## Data listing
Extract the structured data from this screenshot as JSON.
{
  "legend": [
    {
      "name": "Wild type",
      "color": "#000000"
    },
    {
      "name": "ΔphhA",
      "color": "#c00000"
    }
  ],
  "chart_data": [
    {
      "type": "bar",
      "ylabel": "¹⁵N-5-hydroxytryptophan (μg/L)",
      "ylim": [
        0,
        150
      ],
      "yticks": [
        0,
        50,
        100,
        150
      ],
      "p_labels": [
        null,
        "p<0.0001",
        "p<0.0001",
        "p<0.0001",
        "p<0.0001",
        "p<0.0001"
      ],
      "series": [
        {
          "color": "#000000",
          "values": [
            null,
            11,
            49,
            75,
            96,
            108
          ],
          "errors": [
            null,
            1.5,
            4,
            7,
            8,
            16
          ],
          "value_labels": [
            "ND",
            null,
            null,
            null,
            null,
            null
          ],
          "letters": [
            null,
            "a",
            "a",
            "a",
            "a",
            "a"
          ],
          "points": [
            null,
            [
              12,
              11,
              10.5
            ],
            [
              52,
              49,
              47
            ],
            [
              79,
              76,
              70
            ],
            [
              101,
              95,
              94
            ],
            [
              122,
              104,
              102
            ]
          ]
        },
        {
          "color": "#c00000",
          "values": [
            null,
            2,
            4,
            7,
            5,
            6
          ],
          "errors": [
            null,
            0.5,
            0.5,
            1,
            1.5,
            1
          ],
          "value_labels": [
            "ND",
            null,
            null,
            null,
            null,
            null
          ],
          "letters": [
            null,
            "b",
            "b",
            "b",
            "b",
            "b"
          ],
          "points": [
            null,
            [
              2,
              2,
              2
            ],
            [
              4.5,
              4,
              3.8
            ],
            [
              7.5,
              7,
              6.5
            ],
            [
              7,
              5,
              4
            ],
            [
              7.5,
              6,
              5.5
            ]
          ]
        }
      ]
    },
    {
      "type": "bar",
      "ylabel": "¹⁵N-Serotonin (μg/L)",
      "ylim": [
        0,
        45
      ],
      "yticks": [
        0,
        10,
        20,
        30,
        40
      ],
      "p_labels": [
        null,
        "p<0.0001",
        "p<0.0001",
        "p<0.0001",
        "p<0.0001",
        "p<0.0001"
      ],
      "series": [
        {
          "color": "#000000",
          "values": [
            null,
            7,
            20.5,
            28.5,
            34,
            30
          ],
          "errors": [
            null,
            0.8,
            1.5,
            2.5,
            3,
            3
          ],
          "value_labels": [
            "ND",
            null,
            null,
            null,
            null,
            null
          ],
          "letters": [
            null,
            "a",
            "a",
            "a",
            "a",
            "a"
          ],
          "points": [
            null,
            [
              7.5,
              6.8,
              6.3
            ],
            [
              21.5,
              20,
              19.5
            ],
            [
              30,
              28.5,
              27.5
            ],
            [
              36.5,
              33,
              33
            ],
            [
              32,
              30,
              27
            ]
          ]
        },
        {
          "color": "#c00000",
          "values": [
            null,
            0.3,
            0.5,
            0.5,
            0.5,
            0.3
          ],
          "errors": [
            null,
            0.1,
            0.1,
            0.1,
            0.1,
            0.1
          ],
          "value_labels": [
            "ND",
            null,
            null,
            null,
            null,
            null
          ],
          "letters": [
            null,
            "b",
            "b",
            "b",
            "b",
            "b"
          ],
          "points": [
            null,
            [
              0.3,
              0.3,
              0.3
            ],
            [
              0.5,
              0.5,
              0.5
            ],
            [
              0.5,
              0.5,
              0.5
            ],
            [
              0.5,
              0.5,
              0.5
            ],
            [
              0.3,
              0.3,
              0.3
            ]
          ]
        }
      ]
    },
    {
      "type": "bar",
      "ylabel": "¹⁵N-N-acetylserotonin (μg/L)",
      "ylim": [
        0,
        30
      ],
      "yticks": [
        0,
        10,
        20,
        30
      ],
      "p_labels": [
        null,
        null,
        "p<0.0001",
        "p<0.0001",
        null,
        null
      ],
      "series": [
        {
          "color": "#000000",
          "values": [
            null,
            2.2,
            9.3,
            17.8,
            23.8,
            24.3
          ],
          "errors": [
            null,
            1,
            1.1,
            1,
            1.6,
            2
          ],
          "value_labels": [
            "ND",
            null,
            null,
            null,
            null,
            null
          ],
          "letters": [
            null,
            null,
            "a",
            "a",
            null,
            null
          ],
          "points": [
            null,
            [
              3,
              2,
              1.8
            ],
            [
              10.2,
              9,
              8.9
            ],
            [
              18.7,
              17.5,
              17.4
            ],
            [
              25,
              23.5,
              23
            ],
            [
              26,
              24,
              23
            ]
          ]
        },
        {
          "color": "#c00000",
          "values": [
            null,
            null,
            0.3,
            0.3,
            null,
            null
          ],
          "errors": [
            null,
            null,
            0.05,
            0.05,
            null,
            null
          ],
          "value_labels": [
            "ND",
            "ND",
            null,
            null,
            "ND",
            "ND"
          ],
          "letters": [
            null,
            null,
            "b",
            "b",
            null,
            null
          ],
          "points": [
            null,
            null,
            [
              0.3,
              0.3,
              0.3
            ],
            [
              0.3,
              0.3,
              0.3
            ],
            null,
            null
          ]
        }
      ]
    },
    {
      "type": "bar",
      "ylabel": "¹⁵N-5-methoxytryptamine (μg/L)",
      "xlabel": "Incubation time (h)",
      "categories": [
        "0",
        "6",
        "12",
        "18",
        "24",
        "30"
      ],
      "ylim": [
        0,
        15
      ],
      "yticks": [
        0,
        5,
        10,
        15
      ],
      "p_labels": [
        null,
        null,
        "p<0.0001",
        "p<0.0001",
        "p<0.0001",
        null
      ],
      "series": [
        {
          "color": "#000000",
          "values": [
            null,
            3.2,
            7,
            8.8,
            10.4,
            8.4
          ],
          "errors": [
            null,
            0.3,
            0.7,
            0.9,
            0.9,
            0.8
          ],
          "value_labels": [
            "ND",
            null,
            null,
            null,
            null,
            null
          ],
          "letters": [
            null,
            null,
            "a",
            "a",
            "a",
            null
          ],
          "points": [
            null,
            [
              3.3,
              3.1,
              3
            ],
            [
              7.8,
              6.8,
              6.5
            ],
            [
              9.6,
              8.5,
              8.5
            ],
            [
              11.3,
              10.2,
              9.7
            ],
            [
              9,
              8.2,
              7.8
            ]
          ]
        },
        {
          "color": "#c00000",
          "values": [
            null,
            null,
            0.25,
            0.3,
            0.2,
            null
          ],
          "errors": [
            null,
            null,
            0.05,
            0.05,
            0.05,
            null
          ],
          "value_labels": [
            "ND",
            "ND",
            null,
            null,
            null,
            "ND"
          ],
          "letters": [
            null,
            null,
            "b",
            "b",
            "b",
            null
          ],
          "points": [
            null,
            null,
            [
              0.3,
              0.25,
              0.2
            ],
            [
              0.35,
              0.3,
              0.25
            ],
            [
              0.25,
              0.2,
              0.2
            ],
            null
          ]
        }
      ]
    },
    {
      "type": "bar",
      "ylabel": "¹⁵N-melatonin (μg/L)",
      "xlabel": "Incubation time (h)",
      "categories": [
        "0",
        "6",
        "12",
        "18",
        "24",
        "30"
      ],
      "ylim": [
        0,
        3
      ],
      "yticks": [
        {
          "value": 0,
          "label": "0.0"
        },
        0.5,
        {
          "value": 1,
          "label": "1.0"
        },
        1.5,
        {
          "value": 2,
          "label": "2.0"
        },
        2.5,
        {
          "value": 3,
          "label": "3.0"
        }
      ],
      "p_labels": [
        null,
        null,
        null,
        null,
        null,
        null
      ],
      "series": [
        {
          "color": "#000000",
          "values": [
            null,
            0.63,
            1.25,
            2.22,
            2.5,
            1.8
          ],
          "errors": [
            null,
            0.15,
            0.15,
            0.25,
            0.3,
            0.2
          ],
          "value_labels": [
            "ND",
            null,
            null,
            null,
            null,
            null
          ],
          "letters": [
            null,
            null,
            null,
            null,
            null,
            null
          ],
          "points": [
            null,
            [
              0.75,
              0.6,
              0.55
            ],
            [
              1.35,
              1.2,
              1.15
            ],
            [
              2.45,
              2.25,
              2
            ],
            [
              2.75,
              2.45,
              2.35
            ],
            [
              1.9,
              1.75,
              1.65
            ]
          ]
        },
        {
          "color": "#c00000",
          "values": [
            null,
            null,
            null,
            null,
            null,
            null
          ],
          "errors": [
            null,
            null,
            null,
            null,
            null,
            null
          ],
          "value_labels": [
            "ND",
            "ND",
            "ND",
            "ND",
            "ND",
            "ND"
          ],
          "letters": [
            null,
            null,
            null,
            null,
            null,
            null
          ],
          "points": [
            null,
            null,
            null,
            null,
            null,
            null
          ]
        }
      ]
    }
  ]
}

## Task directions
Pick out the lines containing the word "ylabel" and show them.

## Written solution
      "ylabel": "¹⁵N-5-hydroxytryptophan (μg/L)",
      "ylabel": "¹⁵N-Serotonin (μg/L)",
      "ylabel": "¹⁵N-N-acetylserotonin (μg/L)",
      "ylabel": "¹⁵N-5-methoxytryptamine (μg/L)",
      "ylabel": "¹⁵N-melatonin (μg/L)",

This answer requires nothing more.